## TASK TO CARRY OUT
Write out the whole listing again, exactly.

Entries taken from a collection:
** Begin **
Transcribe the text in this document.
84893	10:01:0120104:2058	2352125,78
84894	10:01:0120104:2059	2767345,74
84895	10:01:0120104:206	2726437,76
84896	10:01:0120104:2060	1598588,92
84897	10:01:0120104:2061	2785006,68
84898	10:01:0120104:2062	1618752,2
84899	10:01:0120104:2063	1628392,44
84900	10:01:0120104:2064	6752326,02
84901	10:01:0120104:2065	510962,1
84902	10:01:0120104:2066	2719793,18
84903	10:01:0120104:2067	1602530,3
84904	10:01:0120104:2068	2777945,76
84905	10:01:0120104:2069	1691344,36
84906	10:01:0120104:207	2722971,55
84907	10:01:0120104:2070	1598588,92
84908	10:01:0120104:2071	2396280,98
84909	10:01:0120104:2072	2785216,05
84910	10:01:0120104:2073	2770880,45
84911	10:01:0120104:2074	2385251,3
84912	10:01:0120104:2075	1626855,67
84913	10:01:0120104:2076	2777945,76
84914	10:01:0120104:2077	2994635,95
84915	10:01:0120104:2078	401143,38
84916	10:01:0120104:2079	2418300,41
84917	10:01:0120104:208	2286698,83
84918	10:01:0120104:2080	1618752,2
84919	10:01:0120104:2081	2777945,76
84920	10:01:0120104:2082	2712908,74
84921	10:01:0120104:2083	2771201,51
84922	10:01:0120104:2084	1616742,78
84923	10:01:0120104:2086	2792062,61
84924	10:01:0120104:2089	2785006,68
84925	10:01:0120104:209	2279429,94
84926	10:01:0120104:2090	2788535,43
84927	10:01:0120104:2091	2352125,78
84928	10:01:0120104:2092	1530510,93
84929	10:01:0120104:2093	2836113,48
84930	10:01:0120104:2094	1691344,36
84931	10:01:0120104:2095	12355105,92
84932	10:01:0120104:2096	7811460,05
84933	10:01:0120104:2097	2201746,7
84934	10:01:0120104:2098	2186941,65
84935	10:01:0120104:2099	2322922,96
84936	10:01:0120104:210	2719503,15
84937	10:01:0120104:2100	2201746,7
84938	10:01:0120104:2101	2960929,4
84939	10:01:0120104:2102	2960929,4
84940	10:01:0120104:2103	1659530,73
** End **
## EXPECTED ANSWER
Transcribe the text in this document.
84893	10:01:0120104:2058	2352125,78
84894	10:01:0120104:2059	2767345,74
84895	10:01:0120104:206	2726437,76
84896	10:01:0120104:2060	1598588,92
84897	10:01:0120104:2061	2785006,68
84898	10:01:0120104:2062	1618752,2
84899	10:01:0120104:2063	1628392,44
84900	10:01:0120104:2064	6752326,02
84901	10:01:0120104:2065	510962,1
84902	10:01:0120104:2066	2719793,18
84903	10:01:0120104:2067	1602530,3
84904	10:01:0120104:2068	2777945,76
84905	10:01:0120104:2069	1691344,36
84906	10:01:0120104:207	2722971,55
84907	10:01:0120104:2070	1598588,92
84908	10:01:0120104:2071	2396280,98
84909	10:01:0120104:2072	2785216,05
84910	10:01:0120104:2073	2770880,45
84911	10:01:0120104:2074	2385251,3
84912	10:01:0120104:2075	1626855,67
84913	10:01:0120104:2076	2777945,76
84914	10:01:0120104:2077	2994635,95
84915	10:01:0120104:2078	401143,38
84916	10:01:0120104:2079	2418300,41
84917	10:01:0120104:208	2286698,83
84918	10:01:0120104:2080	1618752,2
84919	10:01:0120104:2081	2777945,76
84920	10:01:0120104:2082	2712908,74
84921	10:01:0120104:2083	2771201,51
84922	10:01:0120104:2084	1616742,78
84923	10:01:0120104:2086	2792062,61
84924	10:01:0120104:2089	2785006,68
84925	10:01:0120104:209	2279429,94
84926	10:01:0120104:2090	2788535,43
84927	10:01:0120104:2091	2352125,78
84928	10:01:0120104:2092	1530510,93
84929	10:01:0120104:2093	2836113,48
84930	10:01:0120104:2094	1691344,36
84931	10:01:0120104:2095	12355105,92
84932	10:01:0120104:2096	7811460,05
84933	10:01:0120104:2097	2201746,7
84934	10:01:0120104:2098	2186941,65
84935	10:01:0120104:2099	2322922,96
84936	10:01:0120104:210	2719503,15
84937	10:01:0120104:2100	2201746,7
84938	10:01:0120104:2101	2960929,4
84939	10:01:0120104:2102	2960929,4
84940	10:01:0120104:2103	1659530,73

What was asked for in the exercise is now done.